_TASK DIRECTIONS_: Check each line of the listing below for the string "date", and copy the ones that have it.
----------
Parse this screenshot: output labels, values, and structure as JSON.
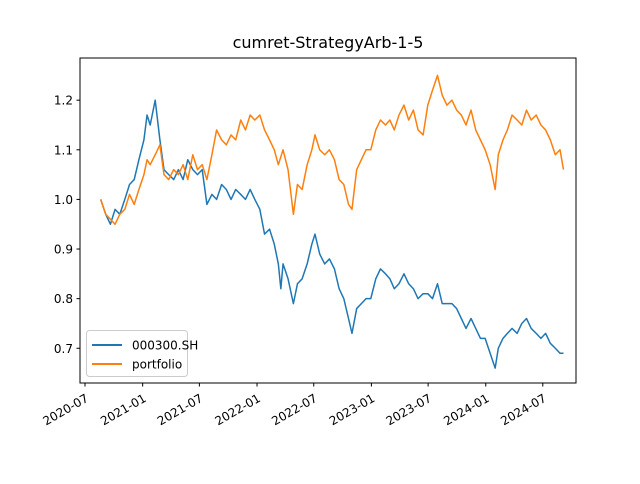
{
  "chart_data": {
    "type": "line",
    "title": "cumret-StrategyArb-1-5",
    "xlabel": "",
    "ylabel": "",
    "x_type": "date",
    "xlim": [
      "2020-06-15",
      "2024-10-15"
    ],
    "ylim": [
      0.63,
      1.285
    ],
    "x_ticks": [
      {
        "date": "2020-07-01",
        "label": "2020-07"
      },
      {
        "date": "2021-01-01",
        "label": "2021-01"
      },
      {
        "date": "2021-07-01",
        "label": "2021-07"
      },
      {
        "date": "2022-01-01",
        "label": "2022-01"
      },
      {
        "date": "2022-07-01",
        "label": "2022-07"
      },
      {
        "date": "2023-01-01",
        "label": "2023-01"
      },
      {
        "date": "2023-07-01",
        "label": "2023-07"
      },
      {
        "date": "2024-01-01",
        "label": "2024-01"
      },
      {
        "date": "2024-07-01",
        "label": "2024-07"
      }
    ],
    "y_ticks": [
      {
        "value": 0.7,
        "label": "0.7"
      },
      {
        "value": 0.8,
        "label": "0.8"
      },
      {
        "value": 0.9,
        "label": "0.9"
      },
      {
        "value": 1.0,
        "label": "1.0"
      },
      {
        "value": 1.1,
        "label": "1.1"
      },
      {
        "value": 1.2,
        "label": "1.2"
      }
    ],
    "grid": false,
    "legend_position": "lower-left",
    "series": [
      {
        "name": "000300.SH",
        "color": "#1f77b4",
        "points": [
          [
            "2020-08-20",
            1.0
          ],
          [
            "2020-09-05",
            0.97
          ],
          [
            "2020-09-20",
            0.95
          ],
          [
            "2020-10-05",
            0.98
          ],
          [
            "2020-10-20",
            0.97
          ],
          [
            "2020-11-05",
            1.0
          ],
          [
            "2020-11-20",
            1.03
          ],
          [
            "2020-12-05",
            1.04
          ],
          [
            "2020-12-20",
            1.08
          ],
          [
            "2021-01-05",
            1.12
          ],
          [
            "2021-01-15",
            1.17
          ],
          [
            "2021-01-25",
            1.15
          ],
          [
            "2021-02-10",
            1.2
          ],
          [
            "2021-02-25",
            1.12
          ],
          [
            "2021-03-10",
            1.06
          ],
          [
            "2021-03-25",
            1.05
          ],
          [
            "2021-04-10",
            1.04
          ],
          [
            "2021-04-25",
            1.06
          ],
          [
            "2021-05-10",
            1.04
          ],
          [
            "2021-05-25",
            1.08
          ],
          [
            "2021-06-10",
            1.06
          ],
          [
            "2021-06-25",
            1.05
          ],
          [
            "2021-07-10",
            1.06
          ],
          [
            "2021-07-25",
            0.99
          ],
          [
            "2021-08-10",
            1.01
          ],
          [
            "2021-08-25",
            1.0
          ],
          [
            "2021-09-10",
            1.03
          ],
          [
            "2021-09-25",
            1.02
          ],
          [
            "2021-10-10",
            1.0
          ],
          [
            "2021-10-25",
            1.02
          ],
          [
            "2021-11-10",
            1.01
          ],
          [
            "2021-11-25",
            1.0
          ],
          [
            "2021-12-10",
            1.02
          ],
          [
            "2021-12-25",
            1.0
          ],
          [
            "2022-01-10",
            0.98
          ],
          [
            "2022-01-25",
            0.93
          ],
          [
            "2022-02-10",
            0.94
          ],
          [
            "2022-02-25",
            0.91
          ],
          [
            "2022-03-10",
            0.87
          ],
          [
            "2022-03-18",
            0.82
          ],
          [
            "2022-03-25",
            0.87
          ],
          [
            "2022-04-10",
            0.84
          ],
          [
            "2022-04-27",
            0.79
          ],
          [
            "2022-05-10",
            0.83
          ],
          [
            "2022-05-25",
            0.84
          ],
          [
            "2022-06-10",
            0.87
          ],
          [
            "2022-06-25",
            0.91
          ],
          [
            "2022-07-05",
            0.93
          ],
          [
            "2022-07-20",
            0.89
          ],
          [
            "2022-08-05",
            0.87
          ],
          [
            "2022-08-20",
            0.88
          ],
          [
            "2022-09-05",
            0.86
          ],
          [
            "2022-09-20",
            0.82
          ],
          [
            "2022-10-05",
            0.8
          ],
          [
            "2022-10-20",
            0.76
          ],
          [
            "2022-10-31",
            0.73
          ],
          [
            "2022-11-15",
            0.78
          ],
          [
            "2022-11-30",
            0.79
          ],
          [
            "2022-12-15",
            0.8
          ],
          [
            "2022-12-30",
            0.8
          ],
          [
            "2023-01-15",
            0.84
          ],
          [
            "2023-01-30",
            0.86
          ],
          [
            "2023-02-15",
            0.85
          ],
          [
            "2023-03-01",
            0.84
          ],
          [
            "2023-03-15",
            0.82
          ],
          [
            "2023-03-30",
            0.83
          ],
          [
            "2023-04-15",
            0.85
          ],
          [
            "2023-04-30",
            0.83
          ],
          [
            "2023-05-15",
            0.82
          ],
          [
            "2023-05-30",
            0.8
          ],
          [
            "2023-06-15",
            0.81
          ],
          [
            "2023-06-30",
            0.81
          ],
          [
            "2023-07-15",
            0.8
          ],
          [
            "2023-07-31",
            0.83
          ],
          [
            "2023-08-15",
            0.79
          ],
          [
            "2023-08-30",
            0.79
          ],
          [
            "2023-09-15",
            0.79
          ],
          [
            "2023-09-30",
            0.78
          ],
          [
            "2023-10-15",
            0.76
          ],
          [
            "2023-10-30",
            0.74
          ],
          [
            "2023-11-15",
            0.76
          ],
          [
            "2023-11-30",
            0.74
          ],
          [
            "2023-12-15",
            0.72
          ],
          [
            "2023-12-30",
            0.72
          ],
          [
            "2024-01-15",
            0.69
          ],
          [
            "2024-01-31",
            0.66
          ],
          [
            "2024-02-10",
            0.7
          ],
          [
            "2024-02-25",
            0.72
          ],
          [
            "2024-03-10",
            0.73
          ],
          [
            "2024-03-25",
            0.74
          ],
          [
            "2024-04-10",
            0.73
          ],
          [
            "2024-04-25",
            0.75
          ],
          [
            "2024-05-10",
            0.76
          ],
          [
            "2024-05-25",
            0.74
          ],
          [
            "2024-06-10",
            0.73
          ],
          [
            "2024-06-25",
            0.72
          ],
          [
            "2024-07-10",
            0.73
          ],
          [
            "2024-07-25",
            0.71
          ],
          [
            "2024-08-10",
            0.7
          ],
          [
            "2024-08-25",
            0.69
          ],
          [
            "2024-09-05",
            0.69
          ]
        ]
      },
      {
        "name": "portfolio",
        "color": "#ff7f0e",
        "points": [
          [
            "2020-08-20",
            1.0
          ],
          [
            "2020-09-05",
            0.97
          ],
          [
            "2020-09-20",
            0.96
          ],
          [
            "2020-10-05",
            0.95
          ],
          [
            "2020-10-20",
            0.97
          ],
          [
            "2020-11-05",
            0.98
          ],
          [
            "2020-11-20",
            1.01
          ],
          [
            "2020-12-05",
            0.99
          ],
          [
            "2020-12-20",
            1.02
          ],
          [
            "2021-01-05",
            1.05
          ],
          [
            "2021-01-15",
            1.08
          ],
          [
            "2021-01-25",
            1.07
          ],
          [
            "2021-02-10",
            1.09
          ],
          [
            "2021-02-25",
            1.11
          ],
          [
            "2021-03-10",
            1.05
          ],
          [
            "2021-03-25",
            1.04
          ],
          [
            "2021-04-10",
            1.06
          ],
          [
            "2021-04-25",
            1.05
          ],
          [
            "2021-05-10",
            1.07
          ],
          [
            "2021-05-25",
            1.04
          ],
          [
            "2021-06-10",
            1.09
          ],
          [
            "2021-06-25",
            1.06
          ],
          [
            "2021-07-10",
            1.07
          ],
          [
            "2021-07-25",
            1.04
          ],
          [
            "2021-08-10",
            1.09
          ],
          [
            "2021-08-25",
            1.14
          ],
          [
            "2021-09-10",
            1.12
          ],
          [
            "2021-09-25",
            1.11
          ],
          [
            "2021-10-10",
            1.13
          ],
          [
            "2021-10-25",
            1.12
          ],
          [
            "2021-11-10",
            1.16
          ],
          [
            "2021-11-25",
            1.14
          ],
          [
            "2021-12-10",
            1.17
          ],
          [
            "2021-12-25",
            1.16
          ],
          [
            "2022-01-10",
            1.17
          ],
          [
            "2022-01-25",
            1.14
          ],
          [
            "2022-02-10",
            1.12
          ],
          [
            "2022-02-25",
            1.1
          ],
          [
            "2022-03-10",
            1.07
          ],
          [
            "2022-03-25",
            1.1
          ],
          [
            "2022-04-10",
            1.06
          ],
          [
            "2022-04-27",
            0.97
          ],
          [
            "2022-05-10",
            1.03
          ],
          [
            "2022-05-25",
            1.02
          ],
          [
            "2022-06-10",
            1.07
          ],
          [
            "2022-06-25",
            1.1
          ],
          [
            "2022-07-05",
            1.13
          ],
          [
            "2022-07-20",
            1.1
          ],
          [
            "2022-08-05",
            1.09
          ],
          [
            "2022-08-20",
            1.1
          ],
          [
            "2022-09-05",
            1.08
          ],
          [
            "2022-09-20",
            1.04
          ],
          [
            "2022-10-05",
            1.03
          ],
          [
            "2022-10-20",
            0.99
          ],
          [
            "2022-10-31",
            0.98
          ],
          [
            "2022-11-15",
            1.06
          ],
          [
            "2022-11-30",
            1.08
          ],
          [
            "2022-12-15",
            1.1
          ],
          [
            "2022-12-30",
            1.1
          ],
          [
            "2023-01-15",
            1.14
          ],
          [
            "2023-01-30",
            1.16
          ],
          [
            "2023-02-15",
            1.15
          ],
          [
            "2023-03-01",
            1.16
          ],
          [
            "2023-03-15",
            1.14
          ],
          [
            "2023-03-30",
            1.17
          ],
          [
            "2023-04-15",
            1.19
          ],
          [
            "2023-04-30",
            1.16
          ],
          [
            "2023-05-15",
            1.18
          ],
          [
            "2023-05-30",
            1.14
          ],
          [
            "2023-06-15",
            1.13
          ],
          [
            "2023-06-30",
            1.19
          ],
          [
            "2023-07-15",
            1.22
          ],
          [
            "2023-07-31",
            1.25
          ],
          [
            "2023-08-15",
            1.21
          ],
          [
            "2023-08-30",
            1.19
          ],
          [
            "2023-09-15",
            1.2
          ],
          [
            "2023-09-30",
            1.18
          ],
          [
            "2023-10-15",
            1.17
          ],
          [
            "2023-10-30",
            1.15
          ],
          [
            "2023-11-15",
            1.18
          ],
          [
            "2023-11-30",
            1.14
          ],
          [
            "2023-12-15",
            1.12
          ],
          [
            "2023-12-30",
            1.1
          ],
          [
            "2024-01-15",
            1.07
          ],
          [
            "2024-01-31",
            1.02
          ],
          [
            "2024-02-10",
            1.09
          ],
          [
            "2024-02-25",
            1.12
          ],
          [
            "2024-03-10",
            1.14
          ],
          [
            "2024-03-25",
            1.17
          ],
          [
            "2024-04-10",
            1.16
          ],
          [
            "2024-04-25",
            1.15
          ],
          [
            "2024-05-10",
            1.18
          ],
          [
            "2024-05-25",
            1.16
          ],
          [
            "2024-06-10",
            1.17
          ],
          [
            "2024-06-25",
            1.15
          ],
          [
            "2024-07-10",
            1.14
          ],
          [
            "2024-07-25",
            1.12
          ],
          [
            "2024-08-10",
            1.09
          ],
          [
            "2024-08-25",
            1.1
          ],
          [
            "2024-09-05",
            1.06
          ]
        ]
      }
    ]
  }
}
----------
_CORRECT OUTPUT_:
    "x_type": "date",
        "date": "2020-07-01",
        "date": "2021-01-01",
        "date": "2021-07-01",
        "date": "2022-01-01",
        "date": "2022-07-01",
        "date": "2023-01-01",
        "date": "2023-07-01",
        "date": "2024-01-01",
        "date": "2024-07-01",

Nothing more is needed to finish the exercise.